• **Text segment**
....................

Merry Christmas everybody and thank you for the astonishing messages, emails and texts, particularly from those of you who I have never met. You have shown a compassion and understanding that, sadly, doesn’t extend to some of my closer relatives. God bless you everyone!

And I hope she’s flying on this Christmas Day.

Christmas 2013

The Ghosts Of Christmas Past

It starts. 24th December 1987. Neither of them are where they are supposed to be. They know and feel the wrong in it, but can do nothing about it. The busy and merry day has given way to a hinterland of desolation. Others, more enlightened, are either where they are supposed to be or making their way there. The shops have closed, the pubs are emptying. Eventually even they have to give in to the inevitability of it. It’s High Wycombe station, under the clock. There’s a ‘Brief Encounter’ joke; a ‘speak after the break’ entreaty, they embrace for a moment too long, they kiss for a moment even longer, he turns to go and says ‘Merry Christmas’ then adds ‘I Love You’. He hadn’t meant to say it, it just came out because it was the truth. He looks at her to see what her reaction will be. Should he apologise? Explain he ‘hadn’t meant it’. She looks at him, she says nothing but doesn’t have to. She doesn’t need to say it back. It’s in her eyes, the eyes they say ‘I know you have to go, but don’t go’. The train is approaching. He turns to go. He knows she is watching him all the way onto the platform. He turns and she is still looking at him. He waves and gets onto the train. He knows she is still staring at it until it pulls out of sight. They’ve reached a point and there is no going back. Ever.

29th July 2018. It ends. But it won’t really ever end.

For anyone who is searching this Christmas Eve.

(Below are the lyrics to Gwen Stefani’s ‘Christmas Eve’ which was Day 24 on the Advent Calendar)

I can’t see in this darkness
So in need of forgiveness
Before all of my faith dies
Show me the way like a northern light
Come find me ’cause I can’t find myself

I’m looking for you on Christmas Eve
All over the world, the angels see
But I’m feeling lost, can you save me
I’m looking for you on Christmas Eve
I’m looking for you on Christmas Eve
Don’t know how I got where I am
Hurting so much, I need healing
All I have is what I can pray
Send me your mercy I need your grace
I’m looking for you on Christmas Eve
All over the world, the angels see
But I’m feeling lost, can you save me
I’m looking for you on Christmas Eve

Christmas 2005

Signs Of Madness

1/ Talking to yourself
2/ Looking for hairs on the palm of your hand
3/ Finding a Christmas present for your dead wife that she would have adored and having to have a good talk to yourself – See 1 above – because you actually wanted to go in to buy them.

Christmas Lights

The previous Christmas, 23rd December 2017, Gail and I had stayed overnight in Flemings Hotel, Mayfair in London so we woke up there on Christmas Eve. I so wished I had done this before.

Every year we spent Christmas Eve in central London but normally we travelled down during the day, wasting valuable time – although we didn’t see it like that to be fair – but the previous year, I’d decided to stay there so we could get into the day early our big occasion.

Back in the day when I first knew Gail, I worked just a few streets down from Flemings and I always loved the way it looked at Christmas. I’d vowed I’d stay there one day – it being above my pay grade back then – and I was so glad we did it in December 2017, as we had a lovely stay there. Quite why we hadn’t done it before I can’t rightly say, we’d been able to afford it for a few years, but these things – like many others – tend to be the questions you ask yourself after.

....................

• **Listing**
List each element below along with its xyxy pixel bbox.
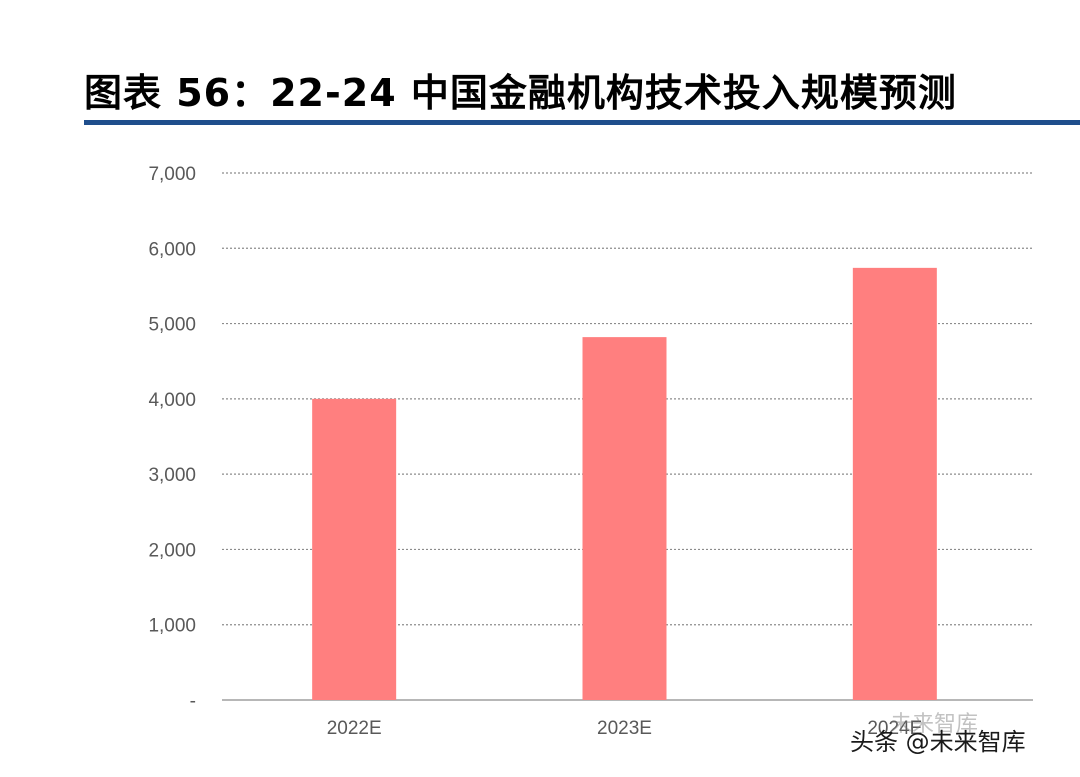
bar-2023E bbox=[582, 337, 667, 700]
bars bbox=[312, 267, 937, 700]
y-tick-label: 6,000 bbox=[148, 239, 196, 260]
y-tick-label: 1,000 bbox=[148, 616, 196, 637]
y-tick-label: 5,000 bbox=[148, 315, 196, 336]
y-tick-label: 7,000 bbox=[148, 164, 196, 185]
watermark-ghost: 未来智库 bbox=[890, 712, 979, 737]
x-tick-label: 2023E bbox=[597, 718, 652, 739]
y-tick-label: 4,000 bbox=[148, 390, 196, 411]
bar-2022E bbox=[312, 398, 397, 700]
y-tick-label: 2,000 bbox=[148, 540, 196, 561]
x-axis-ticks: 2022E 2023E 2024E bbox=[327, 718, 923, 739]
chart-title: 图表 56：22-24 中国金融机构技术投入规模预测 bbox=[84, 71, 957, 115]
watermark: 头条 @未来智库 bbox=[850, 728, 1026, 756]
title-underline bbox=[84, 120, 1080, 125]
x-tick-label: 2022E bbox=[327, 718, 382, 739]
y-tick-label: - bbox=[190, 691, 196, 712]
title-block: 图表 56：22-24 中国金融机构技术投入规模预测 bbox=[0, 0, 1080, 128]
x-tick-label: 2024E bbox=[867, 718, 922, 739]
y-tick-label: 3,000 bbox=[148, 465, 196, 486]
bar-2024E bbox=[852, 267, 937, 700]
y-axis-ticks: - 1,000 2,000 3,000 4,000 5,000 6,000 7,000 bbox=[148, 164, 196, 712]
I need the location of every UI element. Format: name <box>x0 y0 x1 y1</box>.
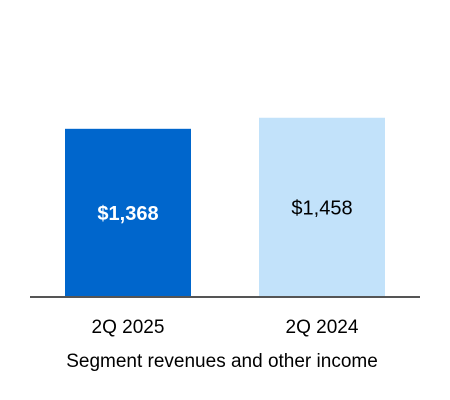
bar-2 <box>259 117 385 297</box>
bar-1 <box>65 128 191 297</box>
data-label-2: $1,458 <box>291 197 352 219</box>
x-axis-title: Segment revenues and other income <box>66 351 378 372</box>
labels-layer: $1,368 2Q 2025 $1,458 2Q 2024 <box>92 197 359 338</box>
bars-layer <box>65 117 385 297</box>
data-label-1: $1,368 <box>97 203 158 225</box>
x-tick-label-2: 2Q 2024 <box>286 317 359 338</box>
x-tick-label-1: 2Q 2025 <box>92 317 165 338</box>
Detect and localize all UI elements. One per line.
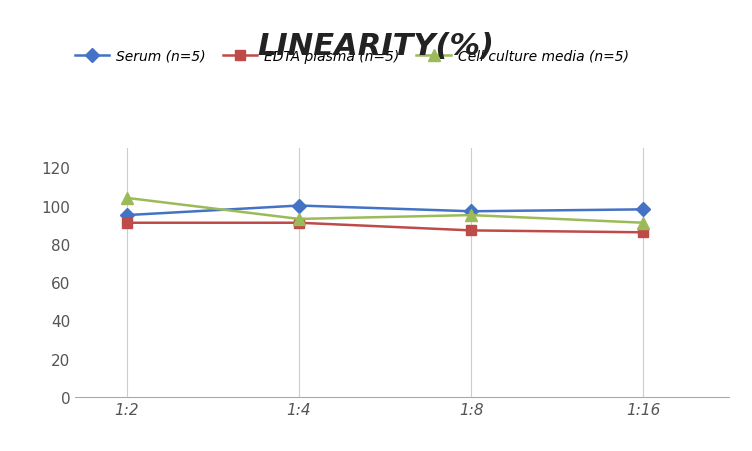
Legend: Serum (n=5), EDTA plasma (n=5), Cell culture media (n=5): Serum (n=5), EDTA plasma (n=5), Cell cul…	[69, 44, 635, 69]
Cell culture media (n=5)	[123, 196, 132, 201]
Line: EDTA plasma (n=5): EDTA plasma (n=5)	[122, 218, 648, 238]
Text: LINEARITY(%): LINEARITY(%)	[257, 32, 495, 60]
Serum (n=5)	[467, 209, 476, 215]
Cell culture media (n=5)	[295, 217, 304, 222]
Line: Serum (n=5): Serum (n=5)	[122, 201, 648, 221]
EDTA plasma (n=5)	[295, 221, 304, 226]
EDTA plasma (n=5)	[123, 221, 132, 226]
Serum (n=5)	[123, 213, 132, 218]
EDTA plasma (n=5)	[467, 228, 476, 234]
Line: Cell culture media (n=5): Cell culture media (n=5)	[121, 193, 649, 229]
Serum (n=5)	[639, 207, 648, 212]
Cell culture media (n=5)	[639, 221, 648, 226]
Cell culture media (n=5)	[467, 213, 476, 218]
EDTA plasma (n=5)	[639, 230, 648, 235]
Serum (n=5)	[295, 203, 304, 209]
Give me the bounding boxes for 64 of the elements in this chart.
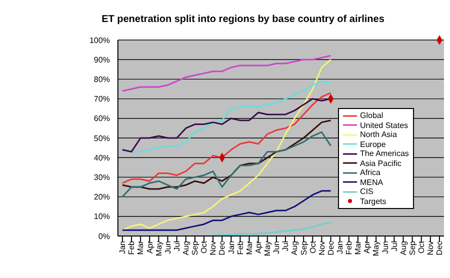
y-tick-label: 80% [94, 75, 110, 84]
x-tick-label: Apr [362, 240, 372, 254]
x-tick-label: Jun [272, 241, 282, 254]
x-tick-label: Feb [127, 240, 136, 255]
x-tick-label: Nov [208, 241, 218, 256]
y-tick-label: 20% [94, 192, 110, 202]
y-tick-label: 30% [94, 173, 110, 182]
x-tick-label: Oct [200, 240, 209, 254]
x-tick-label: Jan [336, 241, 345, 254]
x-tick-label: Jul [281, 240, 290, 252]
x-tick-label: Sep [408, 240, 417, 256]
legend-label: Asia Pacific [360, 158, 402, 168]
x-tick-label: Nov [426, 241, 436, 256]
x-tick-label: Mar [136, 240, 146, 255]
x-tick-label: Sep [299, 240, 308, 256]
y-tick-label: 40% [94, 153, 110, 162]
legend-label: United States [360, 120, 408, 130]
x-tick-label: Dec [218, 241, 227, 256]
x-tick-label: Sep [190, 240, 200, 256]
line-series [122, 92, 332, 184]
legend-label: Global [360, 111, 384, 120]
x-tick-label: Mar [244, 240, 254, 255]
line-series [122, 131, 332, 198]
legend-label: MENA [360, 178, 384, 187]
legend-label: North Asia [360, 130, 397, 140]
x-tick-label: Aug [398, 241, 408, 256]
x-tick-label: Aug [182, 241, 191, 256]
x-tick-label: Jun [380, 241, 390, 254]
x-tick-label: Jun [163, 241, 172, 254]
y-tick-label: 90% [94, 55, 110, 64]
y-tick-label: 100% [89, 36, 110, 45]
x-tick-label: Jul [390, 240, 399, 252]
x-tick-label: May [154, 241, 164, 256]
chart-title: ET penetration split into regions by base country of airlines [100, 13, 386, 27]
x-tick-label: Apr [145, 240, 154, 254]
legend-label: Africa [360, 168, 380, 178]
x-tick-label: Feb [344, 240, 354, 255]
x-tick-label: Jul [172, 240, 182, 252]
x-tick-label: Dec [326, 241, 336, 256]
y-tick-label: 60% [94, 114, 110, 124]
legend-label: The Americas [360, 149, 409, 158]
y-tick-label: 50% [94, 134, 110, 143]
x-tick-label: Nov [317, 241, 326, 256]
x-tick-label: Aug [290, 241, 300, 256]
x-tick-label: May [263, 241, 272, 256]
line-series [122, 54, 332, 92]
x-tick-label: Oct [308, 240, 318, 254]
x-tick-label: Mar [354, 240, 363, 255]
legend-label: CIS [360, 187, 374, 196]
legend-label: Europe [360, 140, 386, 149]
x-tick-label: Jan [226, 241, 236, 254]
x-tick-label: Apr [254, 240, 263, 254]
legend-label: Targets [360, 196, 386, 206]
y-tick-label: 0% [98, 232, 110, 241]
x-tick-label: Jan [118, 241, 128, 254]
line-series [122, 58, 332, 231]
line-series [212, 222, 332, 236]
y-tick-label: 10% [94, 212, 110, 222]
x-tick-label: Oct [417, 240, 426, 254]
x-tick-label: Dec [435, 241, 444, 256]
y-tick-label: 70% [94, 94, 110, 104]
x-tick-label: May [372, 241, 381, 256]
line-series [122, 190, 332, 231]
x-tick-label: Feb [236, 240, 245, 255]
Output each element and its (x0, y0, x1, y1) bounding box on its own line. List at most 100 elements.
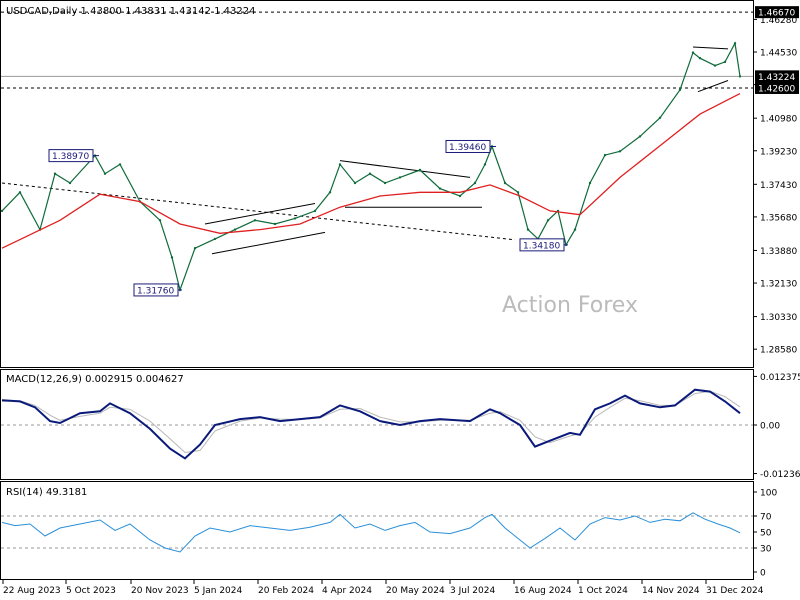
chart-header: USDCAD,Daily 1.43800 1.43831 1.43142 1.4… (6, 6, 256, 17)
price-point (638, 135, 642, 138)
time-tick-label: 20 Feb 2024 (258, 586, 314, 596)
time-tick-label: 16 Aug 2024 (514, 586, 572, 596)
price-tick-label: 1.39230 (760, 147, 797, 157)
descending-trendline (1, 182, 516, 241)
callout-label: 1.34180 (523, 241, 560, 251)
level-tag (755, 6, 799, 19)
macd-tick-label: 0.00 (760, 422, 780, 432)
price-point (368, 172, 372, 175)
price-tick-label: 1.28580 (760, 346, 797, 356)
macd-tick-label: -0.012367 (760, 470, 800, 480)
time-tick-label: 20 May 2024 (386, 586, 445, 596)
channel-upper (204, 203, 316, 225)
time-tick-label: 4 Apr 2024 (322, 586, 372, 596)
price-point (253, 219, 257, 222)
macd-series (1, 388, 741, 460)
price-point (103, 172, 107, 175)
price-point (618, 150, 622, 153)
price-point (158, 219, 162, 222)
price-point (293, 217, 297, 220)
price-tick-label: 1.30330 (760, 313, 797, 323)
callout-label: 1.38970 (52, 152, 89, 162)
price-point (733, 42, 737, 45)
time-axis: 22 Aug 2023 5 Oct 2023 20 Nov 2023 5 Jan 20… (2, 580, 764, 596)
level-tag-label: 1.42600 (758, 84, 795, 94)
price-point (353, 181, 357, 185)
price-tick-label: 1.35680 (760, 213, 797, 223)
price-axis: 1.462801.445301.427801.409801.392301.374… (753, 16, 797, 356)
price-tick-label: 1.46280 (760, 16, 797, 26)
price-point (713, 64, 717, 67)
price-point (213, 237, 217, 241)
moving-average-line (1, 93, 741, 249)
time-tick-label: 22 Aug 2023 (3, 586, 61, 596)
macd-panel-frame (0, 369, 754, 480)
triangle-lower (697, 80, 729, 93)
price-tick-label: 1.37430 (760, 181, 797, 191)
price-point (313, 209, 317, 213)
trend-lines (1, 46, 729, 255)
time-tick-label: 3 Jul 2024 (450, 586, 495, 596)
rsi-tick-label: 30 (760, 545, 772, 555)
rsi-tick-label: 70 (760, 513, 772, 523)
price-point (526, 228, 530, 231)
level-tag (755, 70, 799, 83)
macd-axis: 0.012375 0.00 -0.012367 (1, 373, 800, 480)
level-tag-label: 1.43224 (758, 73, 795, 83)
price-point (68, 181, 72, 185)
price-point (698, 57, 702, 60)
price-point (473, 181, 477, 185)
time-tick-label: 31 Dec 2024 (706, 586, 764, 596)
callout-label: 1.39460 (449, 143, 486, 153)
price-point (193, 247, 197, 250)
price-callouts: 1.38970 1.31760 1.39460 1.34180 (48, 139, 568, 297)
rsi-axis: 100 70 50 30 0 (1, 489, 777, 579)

....................

• **Task list**
1) Answer these from the Christmas post:
(a) At which station did the couple part on 24th December 1987?
(b) Where did Gail and the writer stay overnight on 23rd December 2017?
(c) Which song's lyrics are given, and which day on the Advent Calendar was it?
2) Copy from the Christmas post the part that opens with the words "29th July 2018." and closes with "the Advent Calendar)".
The data has no connection to the text.

• **Answers for this exercise**
1)
(a) High Wycombe station, under the clock.
(b) Flemings Hotel, Mayfair in London.
(c) Gwen Stefani's 'Christmas Eve', which was Day 24.

2)
29th July 2018. It ends. But it won’t really ever end.

For anyone who is searching this Christmas Eve.

(Below are the lyrics to Gwen Stefani’s ‘Christmas Eve’ which was Day 24 on the Advent Calendar)